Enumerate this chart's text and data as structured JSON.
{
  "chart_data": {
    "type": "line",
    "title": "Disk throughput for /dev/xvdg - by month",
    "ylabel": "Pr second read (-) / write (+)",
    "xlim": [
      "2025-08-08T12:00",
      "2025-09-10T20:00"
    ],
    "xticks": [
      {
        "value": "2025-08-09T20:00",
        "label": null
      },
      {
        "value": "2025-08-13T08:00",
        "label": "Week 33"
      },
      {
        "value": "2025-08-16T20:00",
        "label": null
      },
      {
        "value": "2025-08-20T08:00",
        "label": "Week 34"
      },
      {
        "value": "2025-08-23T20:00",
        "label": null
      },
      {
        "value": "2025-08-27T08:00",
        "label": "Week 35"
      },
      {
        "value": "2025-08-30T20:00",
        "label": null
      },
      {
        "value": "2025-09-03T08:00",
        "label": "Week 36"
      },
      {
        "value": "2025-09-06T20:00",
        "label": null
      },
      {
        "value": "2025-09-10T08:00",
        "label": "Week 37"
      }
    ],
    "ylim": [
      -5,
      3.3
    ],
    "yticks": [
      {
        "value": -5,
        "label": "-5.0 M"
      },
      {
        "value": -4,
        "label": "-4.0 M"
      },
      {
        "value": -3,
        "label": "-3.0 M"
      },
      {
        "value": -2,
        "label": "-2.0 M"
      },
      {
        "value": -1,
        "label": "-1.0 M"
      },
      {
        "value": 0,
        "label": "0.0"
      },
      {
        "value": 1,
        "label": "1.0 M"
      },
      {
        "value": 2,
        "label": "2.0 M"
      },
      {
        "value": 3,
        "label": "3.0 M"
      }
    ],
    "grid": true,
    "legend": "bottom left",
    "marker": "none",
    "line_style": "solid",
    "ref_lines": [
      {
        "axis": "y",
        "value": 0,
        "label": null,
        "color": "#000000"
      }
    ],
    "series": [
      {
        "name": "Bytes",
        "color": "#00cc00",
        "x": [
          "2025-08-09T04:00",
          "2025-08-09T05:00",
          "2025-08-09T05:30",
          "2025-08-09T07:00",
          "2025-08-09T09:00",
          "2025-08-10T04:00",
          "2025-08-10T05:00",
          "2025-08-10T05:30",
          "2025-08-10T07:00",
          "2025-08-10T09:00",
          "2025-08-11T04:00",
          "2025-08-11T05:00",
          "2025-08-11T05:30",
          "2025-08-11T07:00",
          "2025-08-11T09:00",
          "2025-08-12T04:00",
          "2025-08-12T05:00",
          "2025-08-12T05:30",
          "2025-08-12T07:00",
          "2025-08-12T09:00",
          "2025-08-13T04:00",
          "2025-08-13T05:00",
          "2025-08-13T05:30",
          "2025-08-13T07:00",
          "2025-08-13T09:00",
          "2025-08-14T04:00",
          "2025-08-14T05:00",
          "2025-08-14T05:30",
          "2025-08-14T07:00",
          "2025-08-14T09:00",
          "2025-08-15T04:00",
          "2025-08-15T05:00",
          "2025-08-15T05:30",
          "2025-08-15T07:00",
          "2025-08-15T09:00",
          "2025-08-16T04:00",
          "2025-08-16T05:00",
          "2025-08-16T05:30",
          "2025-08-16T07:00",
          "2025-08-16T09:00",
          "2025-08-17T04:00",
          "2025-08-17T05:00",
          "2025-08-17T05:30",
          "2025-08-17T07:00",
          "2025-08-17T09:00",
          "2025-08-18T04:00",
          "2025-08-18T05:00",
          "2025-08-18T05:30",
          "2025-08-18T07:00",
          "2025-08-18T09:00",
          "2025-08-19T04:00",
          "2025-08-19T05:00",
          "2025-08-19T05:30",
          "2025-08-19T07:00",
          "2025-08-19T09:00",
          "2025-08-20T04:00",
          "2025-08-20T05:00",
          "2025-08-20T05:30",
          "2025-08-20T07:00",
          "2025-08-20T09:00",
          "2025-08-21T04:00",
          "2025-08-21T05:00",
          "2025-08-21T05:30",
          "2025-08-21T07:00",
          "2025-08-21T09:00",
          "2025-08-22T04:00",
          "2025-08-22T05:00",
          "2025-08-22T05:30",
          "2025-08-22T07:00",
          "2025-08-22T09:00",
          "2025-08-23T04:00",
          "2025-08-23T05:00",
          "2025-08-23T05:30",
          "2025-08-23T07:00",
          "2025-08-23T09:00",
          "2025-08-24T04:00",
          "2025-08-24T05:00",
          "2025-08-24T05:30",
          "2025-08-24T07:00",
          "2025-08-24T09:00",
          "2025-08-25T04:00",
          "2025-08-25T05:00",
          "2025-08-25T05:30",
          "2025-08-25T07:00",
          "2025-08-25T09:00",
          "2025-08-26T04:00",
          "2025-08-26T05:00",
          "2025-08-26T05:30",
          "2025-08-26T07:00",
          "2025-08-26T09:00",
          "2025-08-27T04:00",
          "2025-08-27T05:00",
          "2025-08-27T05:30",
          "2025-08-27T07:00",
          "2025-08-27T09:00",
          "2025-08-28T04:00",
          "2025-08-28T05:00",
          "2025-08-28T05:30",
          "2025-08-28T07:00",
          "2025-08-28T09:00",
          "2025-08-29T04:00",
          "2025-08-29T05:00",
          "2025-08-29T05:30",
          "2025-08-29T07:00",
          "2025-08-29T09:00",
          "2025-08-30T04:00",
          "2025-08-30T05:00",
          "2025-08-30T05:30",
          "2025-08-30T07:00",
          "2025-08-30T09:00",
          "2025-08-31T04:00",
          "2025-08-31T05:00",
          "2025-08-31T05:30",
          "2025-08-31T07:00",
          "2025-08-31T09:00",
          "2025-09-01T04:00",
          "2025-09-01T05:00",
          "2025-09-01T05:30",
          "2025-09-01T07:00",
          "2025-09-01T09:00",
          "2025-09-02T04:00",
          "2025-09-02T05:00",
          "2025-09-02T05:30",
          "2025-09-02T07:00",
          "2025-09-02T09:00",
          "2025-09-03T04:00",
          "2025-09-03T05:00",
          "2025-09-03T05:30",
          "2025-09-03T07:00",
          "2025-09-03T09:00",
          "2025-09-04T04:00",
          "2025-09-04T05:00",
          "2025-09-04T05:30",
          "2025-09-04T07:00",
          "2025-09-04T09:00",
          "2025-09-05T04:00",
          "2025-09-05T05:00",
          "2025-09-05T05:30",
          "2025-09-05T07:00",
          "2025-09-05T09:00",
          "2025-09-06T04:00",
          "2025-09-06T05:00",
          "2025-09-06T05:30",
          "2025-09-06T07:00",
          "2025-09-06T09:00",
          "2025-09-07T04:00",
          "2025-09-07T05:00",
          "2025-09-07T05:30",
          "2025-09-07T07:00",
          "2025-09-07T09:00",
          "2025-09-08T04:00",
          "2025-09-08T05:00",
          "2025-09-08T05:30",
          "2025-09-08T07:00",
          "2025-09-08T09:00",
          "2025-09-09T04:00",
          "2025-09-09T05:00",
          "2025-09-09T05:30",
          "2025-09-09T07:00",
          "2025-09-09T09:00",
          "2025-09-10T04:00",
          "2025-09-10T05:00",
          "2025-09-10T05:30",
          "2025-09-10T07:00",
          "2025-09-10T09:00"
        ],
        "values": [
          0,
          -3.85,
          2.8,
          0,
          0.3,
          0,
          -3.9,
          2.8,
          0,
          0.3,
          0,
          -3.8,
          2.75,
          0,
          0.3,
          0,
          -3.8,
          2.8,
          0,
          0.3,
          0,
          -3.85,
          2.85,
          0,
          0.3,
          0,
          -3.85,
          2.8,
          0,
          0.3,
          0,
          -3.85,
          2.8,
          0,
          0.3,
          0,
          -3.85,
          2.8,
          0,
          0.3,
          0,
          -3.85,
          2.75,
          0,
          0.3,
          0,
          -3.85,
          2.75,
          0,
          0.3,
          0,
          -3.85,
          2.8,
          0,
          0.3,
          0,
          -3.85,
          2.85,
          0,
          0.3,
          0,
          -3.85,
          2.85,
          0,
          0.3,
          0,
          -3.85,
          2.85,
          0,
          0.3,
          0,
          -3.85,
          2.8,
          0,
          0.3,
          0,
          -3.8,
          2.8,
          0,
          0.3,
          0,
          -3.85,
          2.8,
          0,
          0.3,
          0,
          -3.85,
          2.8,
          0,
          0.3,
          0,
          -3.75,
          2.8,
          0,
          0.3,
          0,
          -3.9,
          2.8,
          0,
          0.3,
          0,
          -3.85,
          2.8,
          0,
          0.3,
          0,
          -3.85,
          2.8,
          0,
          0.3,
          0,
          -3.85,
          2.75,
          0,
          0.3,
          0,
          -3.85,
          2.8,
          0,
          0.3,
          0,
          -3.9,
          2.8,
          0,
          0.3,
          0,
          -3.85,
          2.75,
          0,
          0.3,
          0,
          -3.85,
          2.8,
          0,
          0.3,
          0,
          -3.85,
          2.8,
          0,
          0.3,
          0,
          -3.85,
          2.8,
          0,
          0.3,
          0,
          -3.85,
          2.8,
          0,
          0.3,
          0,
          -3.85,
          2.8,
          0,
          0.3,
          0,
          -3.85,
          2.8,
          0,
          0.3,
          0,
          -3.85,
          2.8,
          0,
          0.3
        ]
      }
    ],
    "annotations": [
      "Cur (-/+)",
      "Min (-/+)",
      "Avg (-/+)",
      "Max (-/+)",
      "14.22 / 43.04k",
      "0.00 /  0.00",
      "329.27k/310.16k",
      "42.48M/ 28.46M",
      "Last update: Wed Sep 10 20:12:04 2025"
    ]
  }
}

=-=-=

§ Your objective
Locate the word "Week" in the entries, and copy every line where it is found.

§ Full solution
        "label": "Week 33"
        "label": "Week 34"
        "label": "Week 35"
        "label": "Week 36"
        "label": "Week 37"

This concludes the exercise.